▶ [Goal of the exercise]:
Copy all the material below, exactly as it stands.
-- BEGIN Provided data --
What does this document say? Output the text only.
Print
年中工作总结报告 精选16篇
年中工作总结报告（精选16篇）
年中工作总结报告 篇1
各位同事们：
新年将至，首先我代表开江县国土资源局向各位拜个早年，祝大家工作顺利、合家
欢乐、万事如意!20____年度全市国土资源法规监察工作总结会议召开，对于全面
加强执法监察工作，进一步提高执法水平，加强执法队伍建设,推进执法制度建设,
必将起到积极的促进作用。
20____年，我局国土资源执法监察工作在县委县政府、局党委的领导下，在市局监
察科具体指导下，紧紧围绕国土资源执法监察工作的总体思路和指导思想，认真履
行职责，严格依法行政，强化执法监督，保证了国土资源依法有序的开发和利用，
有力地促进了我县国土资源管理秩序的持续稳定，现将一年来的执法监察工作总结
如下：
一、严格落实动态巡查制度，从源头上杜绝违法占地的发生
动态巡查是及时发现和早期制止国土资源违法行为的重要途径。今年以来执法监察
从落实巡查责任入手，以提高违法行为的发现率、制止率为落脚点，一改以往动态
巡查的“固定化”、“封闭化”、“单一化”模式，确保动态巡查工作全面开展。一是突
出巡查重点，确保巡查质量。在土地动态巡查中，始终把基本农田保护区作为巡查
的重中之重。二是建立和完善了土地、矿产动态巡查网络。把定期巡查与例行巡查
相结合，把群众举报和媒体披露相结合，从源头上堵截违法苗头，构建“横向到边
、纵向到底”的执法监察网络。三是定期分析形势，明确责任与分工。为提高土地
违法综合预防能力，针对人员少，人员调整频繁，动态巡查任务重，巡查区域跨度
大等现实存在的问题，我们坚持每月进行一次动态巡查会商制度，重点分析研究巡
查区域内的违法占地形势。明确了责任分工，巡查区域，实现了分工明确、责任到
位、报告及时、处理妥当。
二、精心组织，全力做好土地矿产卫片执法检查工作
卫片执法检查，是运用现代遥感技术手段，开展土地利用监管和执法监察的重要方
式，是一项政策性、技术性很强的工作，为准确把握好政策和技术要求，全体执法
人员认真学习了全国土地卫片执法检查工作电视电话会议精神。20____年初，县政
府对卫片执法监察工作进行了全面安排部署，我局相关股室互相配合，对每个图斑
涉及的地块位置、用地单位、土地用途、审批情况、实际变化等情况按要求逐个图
-- END Provided data --
▶ [Task solution]:
What does this document say? Output the text only.
Print
年中工作总结报告 精选16篇
年中工作总结报告（精选16篇）
年中工作总结报告 篇1
各位同事们：
新年将至，首先我代表开江县国土资源局向各位拜个早年，祝大家工作顺利、合家
欢乐、万事如意!20____年度全市国土资源法规监察工作总结会议召开，对于全面
加强执法监察工作，进一步提高执法水平，加强执法队伍建设,推进执法制度建设,
必将起到积极的促进作用。
20____年，我局国土资源执法监察工作在县委县政府、局党委的领导下，在市局监
察科具体指导下，紧紧围绕国土资源执法监察工作的总体思路和指导思想，认真履
行职责，严格依法行政，强化执法监督，保证了国土资源依法有序的开发和利用，
有力地促进了我县国土资源管理秩序的持续稳定，现将一年来的执法监察工作总结
如下：
一、严格落实动态巡查制度，从源头上杜绝违法占地的发生
动态巡查是及时发现和早期制止国土资源违法行为的重要途径。今年以来执法监察
从落实巡查责任入手，以提高违法行为的发现率、制止率为落脚点，一改以往动态
巡查的“固定化”、“封闭化”、“单一化”模式，确保动态巡查工作全面开展。一是突
出巡查重点，确保巡查质量。在土地动态巡查中，始终把基本农田保护区作为巡查
的重中之重。二是建立和完善了土地、矿产动态巡查网络。把定期巡查与例行巡查
相结合，把群众举报和媒体披露相结合，从源头上堵截违法苗头，构建“横向到边
、纵向到底”的执法监察网络。三是定期分析形势，明确责任与分工。为提高土地
违法综合预防能力，针对人员少，人员调整频繁，动态巡查任务重，巡查区域跨度
大等现实存在的问题，我们坚持每月进行一次动态巡查会商制度，重点分析研究巡
查区域内的违法占地形势。明确了责任分工，巡查区域，实现了分工明确、责任到
位、报告及时、处理妥当。
二、精心组织，全力做好土地矿产卫片执法检查工作
卫片执法检查，是运用现代遥感技术手段，开展土地利用监管和执法监察的重要方
式，是一项政策性、技术性很强的工作，为准确把握好政策和技术要求，全体执法
人员认真学习了全国土地卫片执法检查工作电视电话会议精神。20____年初，县政
府对卫片执法监察工作进行了全面安排部署，我局相关股室互相配合，对每个图斑
涉及的地块位置、用地单位、土地用途、审批情况、实际变化等情况按要求逐个图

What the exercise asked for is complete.